» **GIVEN PROBLEM**: In the entries below, update the part that opens with the line containing "900, 772, 926]" and closes with the line containing "paragraph-line: 的，因此这类系统的模型很难用数学方程来描述。 [145, 593, 638, 619]" by changing every "paragraph-line" to "body-line" and leaving all else unchanged. Return only those lines.

** Start of MATERIAL **

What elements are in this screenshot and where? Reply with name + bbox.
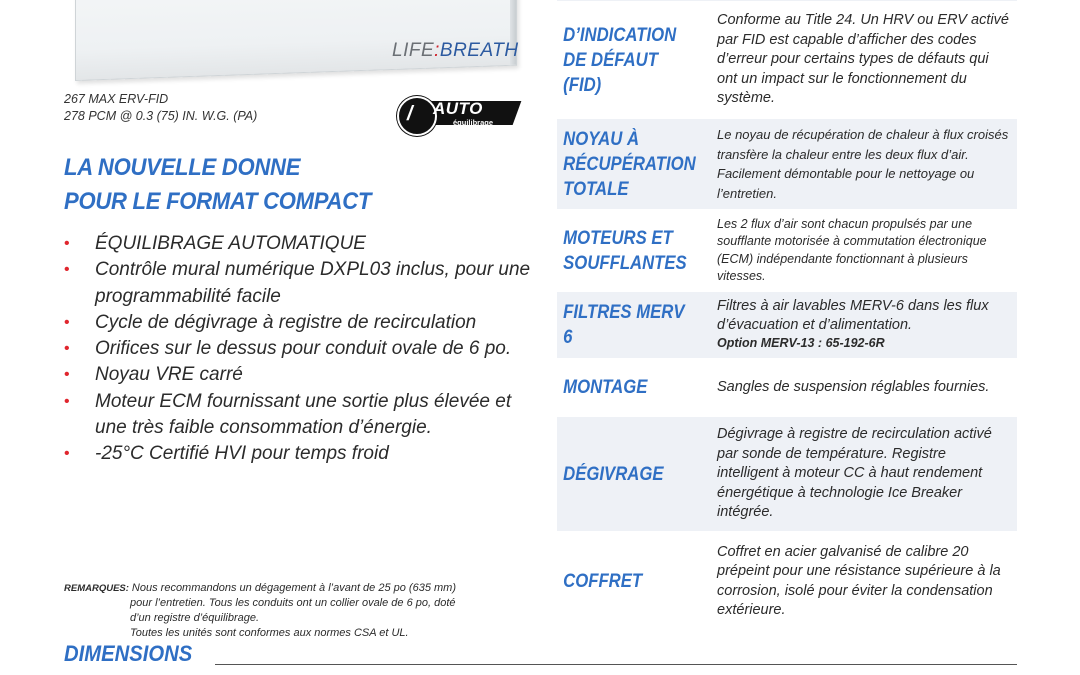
feature-text: Orifices sur le dessus pour conduit ovale de 6 po. [95, 338, 512, 360]
feature-item [64, 257, 534, 310]
auto-balancing-badge [397, 96, 521, 134]
spec-desc: Sangles de suspension réglables fournies. [717, 378, 990, 395]
feature-list [64, 231, 534, 468]
spec-label: DÉGIVRAGE [563, 463, 664, 485]
filter-option: Option MERV-13 : 65-192-6R [717, 336, 885, 351]
spec-label: FILTRES MERV 6 [563, 302, 685, 348]
spec-row-motors [557, 212, 1017, 289]
spec-row-top-cut [557, 0, 1017, 1]
model-airflow: 278 PCM @ 0.3 (75) IN. W.G. (PA) [64, 109, 258, 123]
feature-item [64, 362, 534, 388]
feature-item [64, 336, 534, 362]
spec-row-fid [557, 4, 1017, 116]
bullet-icon: • [64, 261, 70, 279]
bullet-icon: • [64, 235, 70, 252]
feature-item [64, 389, 534, 442]
bullet-icon: • [64, 445, 70, 463]
spec-desc: Dégivrage à registre de recirculation activé par sonde de température. Registre intelligent à moteur CC à haut rendement énergétique à technologie Ice Breaker intégrée. [717, 426, 992, 521]
headline-line-2: POUR LE FORMAT COMPACT [64, 188, 372, 215]
remarks-label: REMARQUES: [64, 583, 129, 594]
logo-text-prefix: LIFE [392, 40, 435, 61]
balance-icon: / [397, 96, 437, 136]
feature-item [64, 310, 534, 336]
feature-text: ÉQUILIBRAGE AUTOMATIQUE [95, 233, 366, 254]
headline-line-1: LA NOUVELLE DONNE [64, 154, 301, 181]
feature-text: Cycle de dégivrage à registre de recirculation [95, 311, 477, 333]
bullet-icon: • [64, 340, 70, 358]
bullet-icon: • [64, 313, 70, 331]
lifebreath-logo [392, 40, 519, 62]
bullet-icon: • [64, 366, 70, 384]
model-info [64, 91, 257, 125]
feature-text: Contrôle mural numérique DXPL03 inclus, pour une programmabilité facile [95, 259, 531, 307]
logo-text-suffix: BREATH [439, 40, 519, 61]
remarks-line-4: Toutes les unités sont conformes aux normes CSA et UL. [130, 627, 409, 639]
spec-label: MOTEURS ET SOUFFLANTES [563, 227, 687, 274]
spec-table [557, 0, 1017, 632]
remarks-line-1: Nous recommandons un dégagement à l’avant de 25 po (635 mm) [131, 582, 456, 594]
dimensions-divider [215, 664, 1017, 665]
dimensions-heading: DIMENSIONS [64, 641, 193, 666]
spec-row-cabinet [557, 534, 1017, 629]
feature-text: Moteur ECM fournissant une sortie plus élevée et une très faible consommation d’énergie. [95, 390, 512, 439]
spec-desc: Coffret en acier galvanisé de calibre 20 prépeint pour une résistance supérieure à la corrosion, isolé pour éviter la condensation extérieure. [717, 543, 1001, 618]
page-headline [64, 151, 371, 219]
spec-desc: Les 2 flux d’air sont chacun propulsés par une soufflante motorisée à commutation électronique (ECM) indépendante fonctionnant à plusieurs vitesses. [717, 216, 987, 283]
bullet-icon: • [64, 392, 70, 410]
spec-row-filters [557, 292, 1017, 358]
logo-accent-icon: : [434, 40, 440, 61]
badge-word: AUTO [433, 99, 483, 118]
remarks-block [64, 581, 544, 641]
spec-label: COFFRET [563, 571, 643, 592]
remarks-line-2: pour l’entretien. Tous les conduits ont un collier ovale de 6 po, doté [130, 597, 456, 609]
spec-desc: Le noyau de récupération de chaleur à flux croisés transfère la chaleur entre les deux flux d’air. Facilement démontable pour le nettoyage ou l’entretien. [717, 127, 1009, 201]
spec-row-core [557, 119, 1017, 209]
badge-subtitle: équilibrage [453, 118, 494, 127]
spec-row-mounting [557, 361, 1017, 414]
spec-desc-text: Filtres à air lavables MERV-6 dans les flux d’évacuation et d’alimentation. [717, 298, 989, 333]
spec-label: MONTAGE [563, 377, 648, 398]
spec-label: D’INDICATION DE DÉFAUT (FID) [563, 24, 677, 96]
spec-label: NOYAU À RÉCUPÉRATION TOTALE [563, 128, 696, 200]
feature-item [64, 441, 534, 467]
spec-desc: Conforme au Title 24. Un HRV ou ERV activé par FID est capable d’afficher des codes d’erreur pour certains types de défauts qui ont un impact sur le fonctionnement du système. [717, 12, 1009, 107]
feature-text: Noyau VRE carré [95, 364, 243, 386]
remarks-line-3: d’un registre d’équilibrage. [130, 612, 260, 624]
feature-text: -25°C Certifié HVI pour temps froid [95, 443, 389, 465]
model-name: 267 MAX ERV-FID [64, 92, 169, 106]
spec-desc [707, 297, 1010, 353]
spec-row-defrost [557, 417, 1017, 531]
feature-item [64, 231, 534, 257]
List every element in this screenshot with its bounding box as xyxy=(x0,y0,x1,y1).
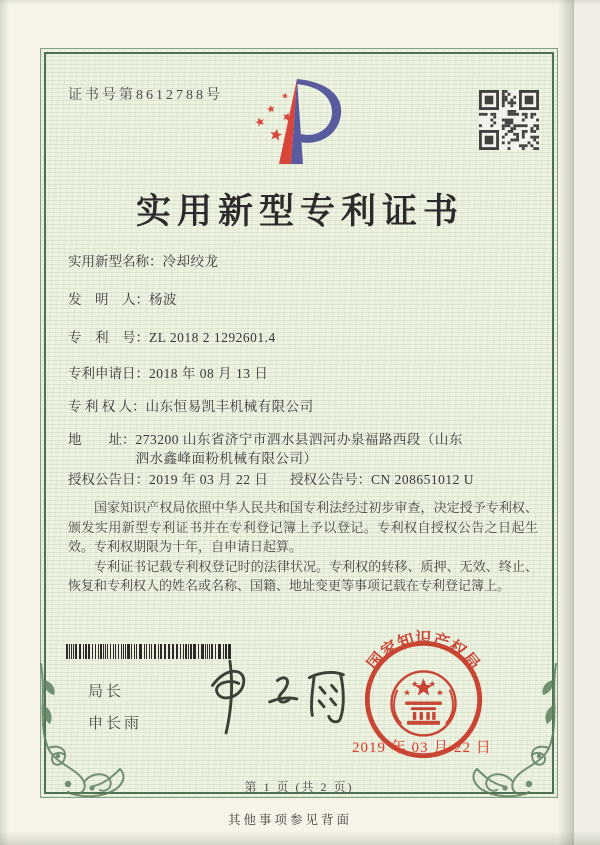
floral-corner-ornament-icon xyxy=(34,662,129,798)
field-label: 地 址： xyxy=(68,432,136,447)
field-patentee xyxy=(68,397,314,416)
field-label: 发 明 人： xyxy=(68,292,149,307)
field-value: CN 208651012 U xyxy=(371,472,475,487)
field-value: 冷却绞龙 xyxy=(162,254,219,269)
field-value: 2018 年 08 月 13 日 xyxy=(149,366,269,381)
field-filing-date xyxy=(68,364,268,383)
field-grant-date xyxy=(68,470,268,489)
field-label: 授权公告号： xyxy=(290,472,371,487)
field-value: 山东恒易凯丰机械有限公司 xyxy=(145,399,314,414)
certificate-title: 实用新型专利证书 xyxy=(135,192,464,231)
scan-bottom-shadow xyxy=(0,831,600,845)
national-emblem-icon xyxy=(392,671,456,735)
field-value: 273200 山东省济宁市泗水县泗河办泉福路西段（山东泗水鑫峰面粉机械有限公司） xyxy=(135,432,463,466)
field-label: 授权公告日： xyxy=(68,472,149,487)
floral-corner-ornament-icon xyxy=(468,662,563,798)
field-patent-number xyxy=(68,328,276,347)
page-indicator: 第 1 页 (共 2 页) xyxy=(244,780,354,794)
footer-note: 其他事项参见背面 xyxy=(227,813,352,827)
field-utility-model-name xyxy=(68,252,219,271)
seal-authority-text: 国家知识产权局 xyxy=(363,629,484,674)
field-value: 2019 年 03 月 22 日 xyxy=(149,472,269,487)
scan-top-shadow xyxy=(0,0,600,5)
field-label: 专 利 权 人： xyxy=(68,399,146,414)
certificate-number: 证书号第8612788号 xyxy=(68,88,223,103)
field-label: 专利申请日： xyxy=(68,366,149,381)
seal-date: 2019 年 03 月 22 日 xyxy=(352,740,492,756)
scan-right-paper-edge xyxy=(574,0,600,845)
scan-left-shadow xyxy=(0,0,9,845)
svg-text:国家知识产权局 xyxy=(363,629,483,673)
field-value: 杨波 xyxy=(149,292,177,307)
cnipa-logo-icon xyxy=(240,76,355,171)
legal-text xyxy=(68,498,538,596)
field-label: 实用新型名称： xyxy=(68,254,163,269)
field-inventor xyxy=(68,290,177,309)
legal-paragraph-2: 专利证书记载专利权登记时的法律状况。专利权的转移、质押、无效、终止、恢复和专利权人的姓名或名称、国籍、地址变更等事项记载在专利登记簿上。 xyxy=(68,558,538,593)
director-name: 申长雨 xyxy=(88,715,143,732)
signature-handwriting xyxy=(198,650,353,745)
legal-paragraph-1: 国家知识产权局依照中华人民共和国专利法经过初步审查，决定授予专利权、颁发实用新型专利证书并在专利登记簿上予以登记。专利权自授权公告之日起生效。专利权期限为十年，自申请日起算。 xyxy=(68,500,538,554)
field-address xyxy=(68,430,474,468)
director-title: 局长 xyxy=(88,683,125,700)
field-grant-number xyxy=(290,470,474,489)
field-label: 专 利 号： xyxy=(68,330,149,345)
field-value: ZL 2018 2 1292601.4 xyxy=(149,330,276,345)
qr-code xyxy=(479,90,539,150)
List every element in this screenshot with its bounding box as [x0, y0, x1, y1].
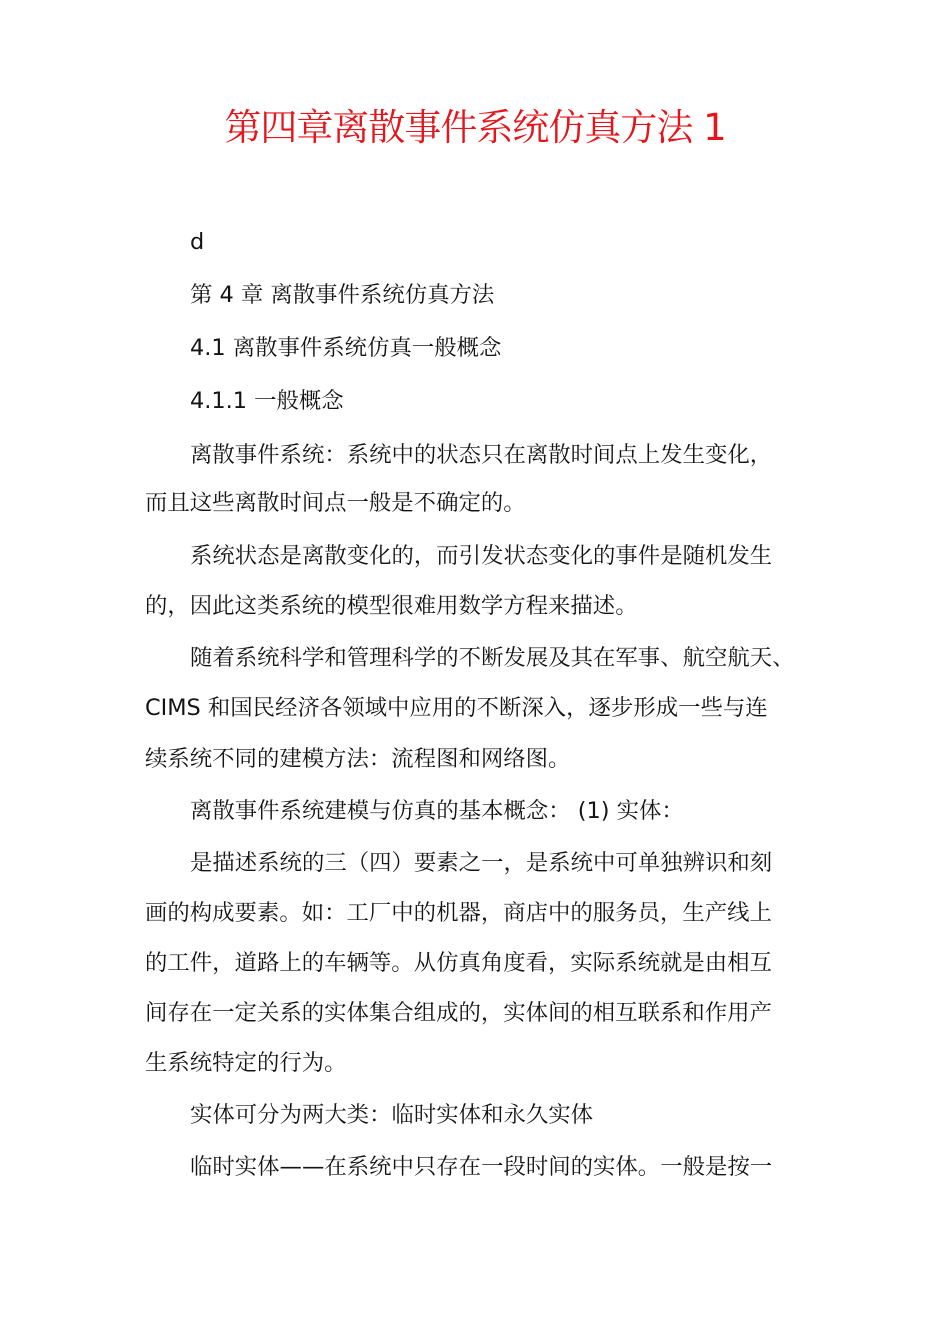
paragraph-line: 画的构成要素。如：工厂中的机器，商店中的服务员，生产线上 [145, 900, 772, 926]
text-line: d [190, 229, 205, 255]
section-heading: 4.1 离散事件系统仿真一般概念 [190, 335, 502, 361]
paragraph-line: 系统状态是离散变化的，而引发状态变化的事件是随机发生 [190, 543, 773, 569]
chapter-heading: 第 4 章 离散事件系统仿真方法 [190, 282, 495, 308]
paragraph-line: 离散事件系统建模与仿真的基本概念： (1) 实体： [190, 798, 684, 824]
paragraph-line: 临时实体——在系统中只存在一段时间的实体。一般是按一 [190, 1154, 773, 1180]
paragraph-line: CIMS 和国民经济各领域中应用的不断深入，逐步形成一些与连 [145, 695, 768, 721]
document-title: 第四章离散事件系统仿真方法 1 [224, 106, 726, 149]
paragraph-line: 实体可分为两大类：临时实体和永久实体 [190, 1102, 594, 1128]
paragraph-line: 的工件，道路上的车辆等。从仿真角度看，实际系统就是由相互 [145, 950, 772, 976]
paragraph-line: 随着系统科学和管理科学的不断发展及其在军事、航空航天、 [190, 645, 795, 671]
paragraph-line: 离散事件系统：系统中的状态只在离散时间点上发生变化， [190, 442, 773, 468]
paragraph-line: 间存在一定关系的实体集合组成的，实体间的相互联系和作用产 [145, 1000, 772, 1026]
paragraph-line: 是描述系统的三（四）要素之一，是系统中可单独辨识和刻 [190, 850, 773, 876]
paragraph-line: 而且这些离散时间点一般是不确定的。 [145, 490, 526, 516]
subsection-heading: 4.1.1 一般概念 [190, 388, 344, 414]
paragraph-line: 的，因此这类系统的模型很难用数学方程来描述。 [145, 593, 638, 619]
paragraph-line: 续系统不同的建模方法：流程图和网络图。 [145, 746, 571, 772]
paragraph-line: 生系统特定的行为。 [145, 1050, 347, 1076]
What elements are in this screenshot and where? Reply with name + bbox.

** End of MATERIAL **

» **THE OUTPUT**:
body-line: 画的构成要素。如：工厂中的机器，商店中的服务员，生产线上 [145, 900, 772, 926]
text-line: d [190, 229, 205, 255]
section-heading: 4.1 离散事件系统仿真一般概念 [190, 335, 502, 361]
body-line: 系统状态是离散变化的，而引发状态变化的事件是随机发生 [190, 543, 773, 569]
chapter-heading: 第 4 章 离散事件系统仿真方法 [190, 282, 495, 308]
body-line: 离散事件系统建模与仿真的基本概念： (1) 实体： [190, 798, 684, 824]
body-line: 临时实体——在系统中只存在一段时间的实体。一般是按一 [190, 1154, 773, 1180]
body-line: CIMS 和国民经济各领域中应用的不断深入，逐步形成一些与连 [145, 695, 768, 721]
document-title: 第四章离散事件系统仿真方法 1 [224, 106, 726, 149]
body-line: 实体可分为两大类：临时实体和永久实体 [190, 1102, 594, 1128]
body-line: 的工件，道路上的车辆等。从仿真角度看，实际系统就是由相互 [145, 950, 772, 976]
body-line: 随着系统科学和管理科学的不断发展及其在军事、航空航天、 [190, 645, 795, 671]
body-line: 离散事件系统：系统中的状态只在离散时间点上发生变化， [190, 442, 773, 468]
body-line: 间存在一定关系的实体集合组成的，实体间的相互联系和作用产 [145, 1000, 772, 1026]
body-line: 是描述系统的三（四）要素之一，是系统中可单独辨识和刻 [190, 850, 773, 876]
body-line: 而且这些离散时间点一般是不确定的。 [145, 490, 526, 516]
subsection-heading: 4.1.1 一般概念 [190, 388, 344, 414]
body-line: 的，因此这类系统的模型很难用数学方程来描述。 [145, 593, 638, 619]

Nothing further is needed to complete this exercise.